- Quoted text:

________________________

The names of the ions specified with -pname and -nname were force field-specific in previous versions of GROMACS, but have been standardized as of version 4.5. The specified ion names are always the elemental symbol in all capital letters, which is the [ moleculetype ]
name that is then written to the topology. Residue or atom names may or may not append the sign of the charge (+/-), depending on the force field. Do not use atom or residue names in the genion command, or you will encounter errors in subsequent steps.
The solvated, electroneutral system is now assembled. Before we can begin dynamics, we must ensure that the system has no steric clashes or inappropriate geometry. The structure is relaxed through a process called energy minimization (EM).
The process for EM is much like the addition of ions. We are once again going to use grompp to assemble the structure, topology, and simulation parameters into a binary input file (.tpr), but this time, instead of passing the .tpr to genion, we will run the energy minimization through the GROMACS MD engine, mdrun.
Assemble the binary input using grompp using
this input parameter file:
grompp -f minim.mdp -c complex_solv_ions.gro -p topol.top -o em.tpr
Make sure you have been updating your topol.top file when running genbox and genion, or else you will get lots of nasty error messages ("number of coordinates in coordinate file does not match topology," etc).

________________________

- Data:
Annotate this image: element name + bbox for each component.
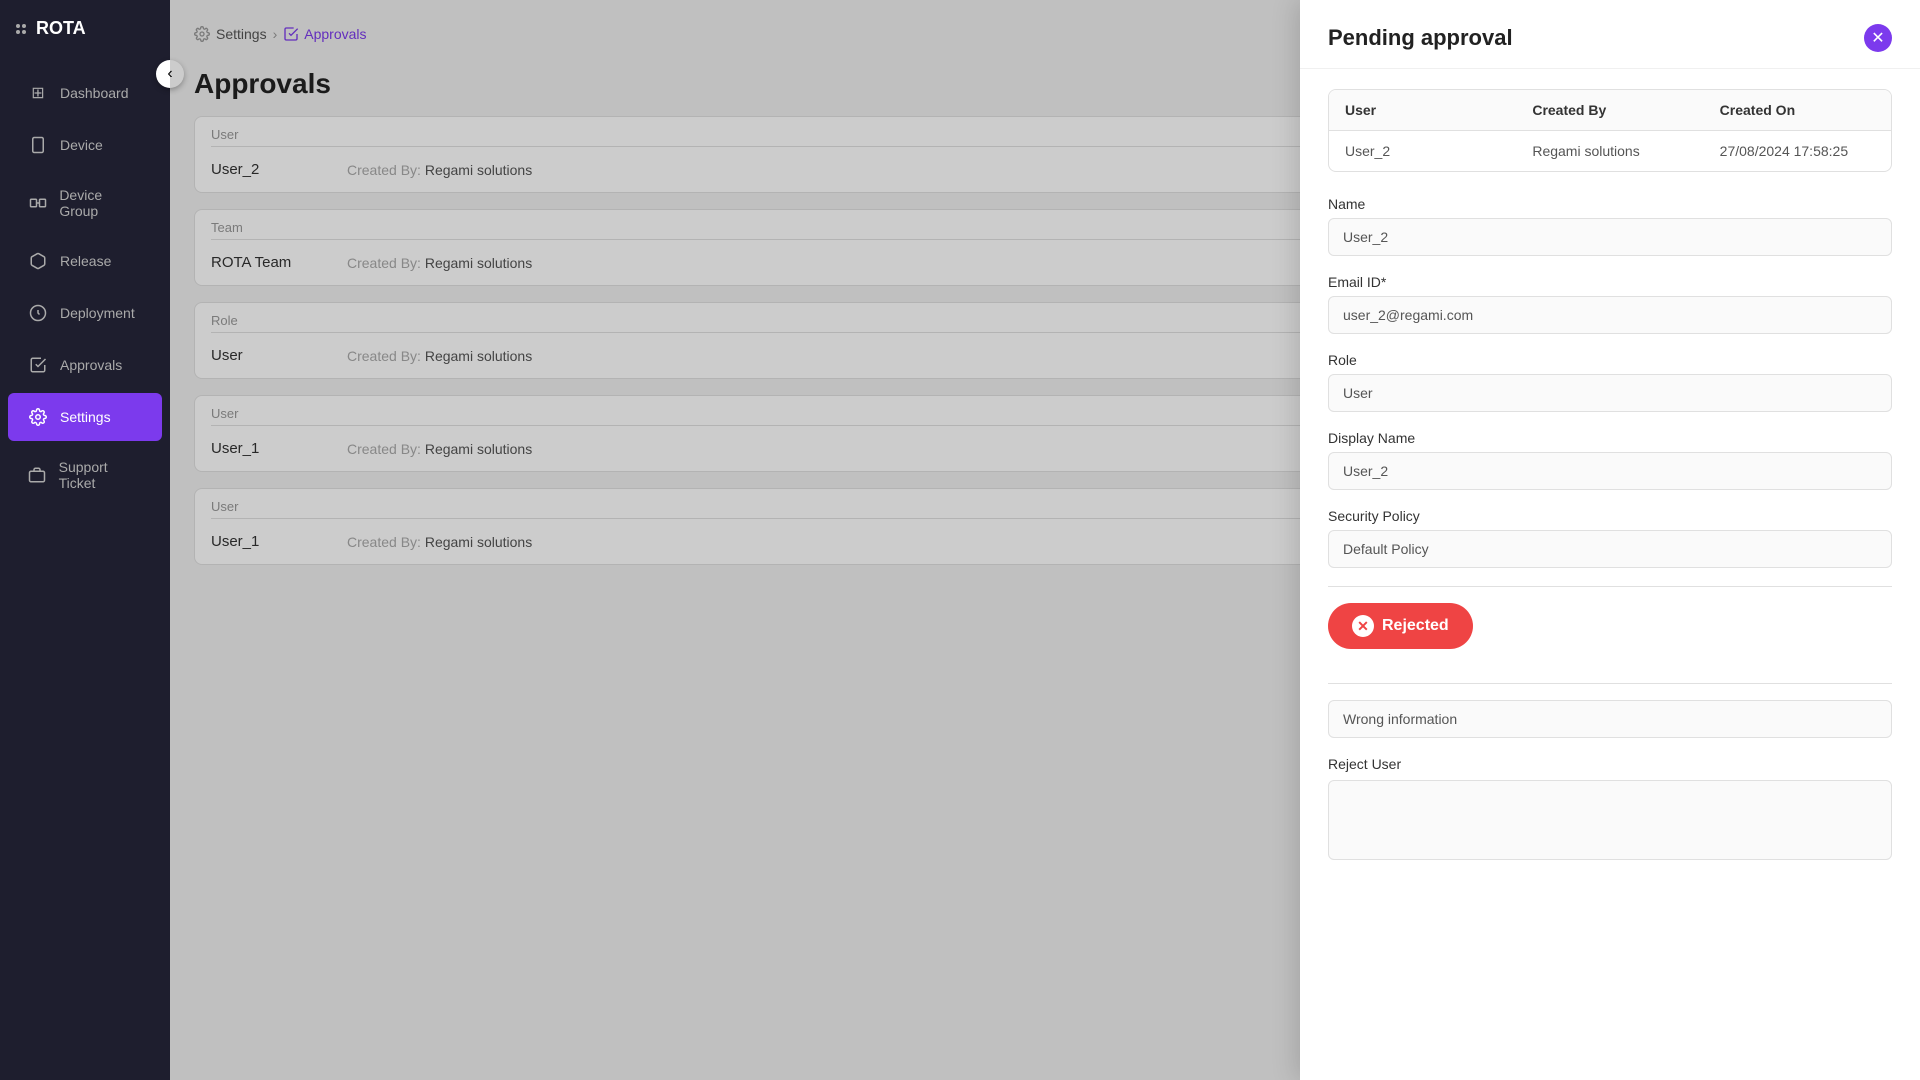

________________________

- Required work: Rewrite the GROMACS tutorial passage from the words "The solvated, electroneutral" through the words "MD engine, mdrun.", putting "structural relaxation" wherever "energy minimization" appears.

- Exercise answer:
The solvated, electroneutral system is now assembled. Before we can begin dynamics, we must ensure that the system has no steric clashes or inappropriate geometry. The structure is relaxed through a process called structural relaxation (EM).
The process for EM is much like the addition of ions. We are once again going to use grompp to assemble the structure, topology, and simulation parameters into a binary input file (.tpr), but this time, instead of passing the .tpr to genion, we will run the structural relaxation through the GROMACS MD engine, mdrun.